[Source records]
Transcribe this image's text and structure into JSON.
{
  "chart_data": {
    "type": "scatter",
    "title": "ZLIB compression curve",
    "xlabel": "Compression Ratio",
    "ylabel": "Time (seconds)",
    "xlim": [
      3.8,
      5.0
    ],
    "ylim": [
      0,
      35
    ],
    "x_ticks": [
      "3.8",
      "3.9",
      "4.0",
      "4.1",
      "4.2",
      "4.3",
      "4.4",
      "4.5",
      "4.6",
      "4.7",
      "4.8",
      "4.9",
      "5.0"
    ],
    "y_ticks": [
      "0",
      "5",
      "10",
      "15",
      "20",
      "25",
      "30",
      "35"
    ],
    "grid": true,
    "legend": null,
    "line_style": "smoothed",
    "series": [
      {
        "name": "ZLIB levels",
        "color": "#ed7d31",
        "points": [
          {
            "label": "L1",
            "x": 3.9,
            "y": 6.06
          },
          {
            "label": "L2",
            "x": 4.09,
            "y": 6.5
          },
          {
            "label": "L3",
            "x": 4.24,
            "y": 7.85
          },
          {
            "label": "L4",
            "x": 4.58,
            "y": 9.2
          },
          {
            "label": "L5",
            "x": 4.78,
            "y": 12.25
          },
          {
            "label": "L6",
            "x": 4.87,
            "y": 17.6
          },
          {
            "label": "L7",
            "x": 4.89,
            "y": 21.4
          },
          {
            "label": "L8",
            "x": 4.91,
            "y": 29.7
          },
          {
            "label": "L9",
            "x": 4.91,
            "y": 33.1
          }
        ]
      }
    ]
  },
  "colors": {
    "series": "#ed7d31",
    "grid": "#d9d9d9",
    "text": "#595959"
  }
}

** TO BE DONE **
Please reproduce each line exactly as written.

** TASK SOLUTION **
Transcribe this image's text and structure into JSON.
{
  "chart_data": {
    "type": "scatter",
    "title": "ZLIB compression curve",
    "xlabel": "Compression Ratio",
    "ylabel": "Time (seconds)",
    "xlim": [
      3.8,
      5.0
    ],
    "ylim": [
      0,
      35
    ],
    "x_ticks": [
      "3.8",
      "3.9",
      "4.0",
      "4.1",
      "4.2",
      "4.3",
      "4.4",
      "4.5",
      "4.6",
      "4.7",
      "4.8",
      "4.9",
      "5.0"
    ],
    "y_ticks": [
      "0",
      "5",
      "10",
      "15",
      "20",
      "25",
      "30",
      "35"
    ],
    "grid": true,
    "legend": null,
    "line_style": "smoothed",
    "series": [
      {
        "name": "ZLIB levels",
        "color": "#ed7d31",
        "points": [
          {
            "label": "L1",
            "x": 3.9,
            "y": 6.06
          },
          {
            "label": "L2",
            "x": 4.09,
            "y": 6.5
          },
          {
            "label": "L3",
            "x": 4.24,
            "y": 7.85
          },
          {
            "label": "L4",
            "x": 4.58,
            "y": 9.2
          },
          {
            "label": "L5",
            "x": 4.78,
            "y": 12.25
          },
          {
            "label": "L6",
            "x": 4.87,
            "y": 17.6
          },
          {
            "label": "L7",
            "x": 4.89,
            "y": 21.4
          },
          {
            "label": "L8",
            "x": 4.91,
            "y": 29.7
          },
          {
            "label": "L9",
            "x": 4.91,
            "y": 33.1
          }
        ]
      }
    ]
  },
  "colors": {
    "series": "#ed7d31",
    "grid": "#d9d9d9",
    "text": "#595959"
  }
}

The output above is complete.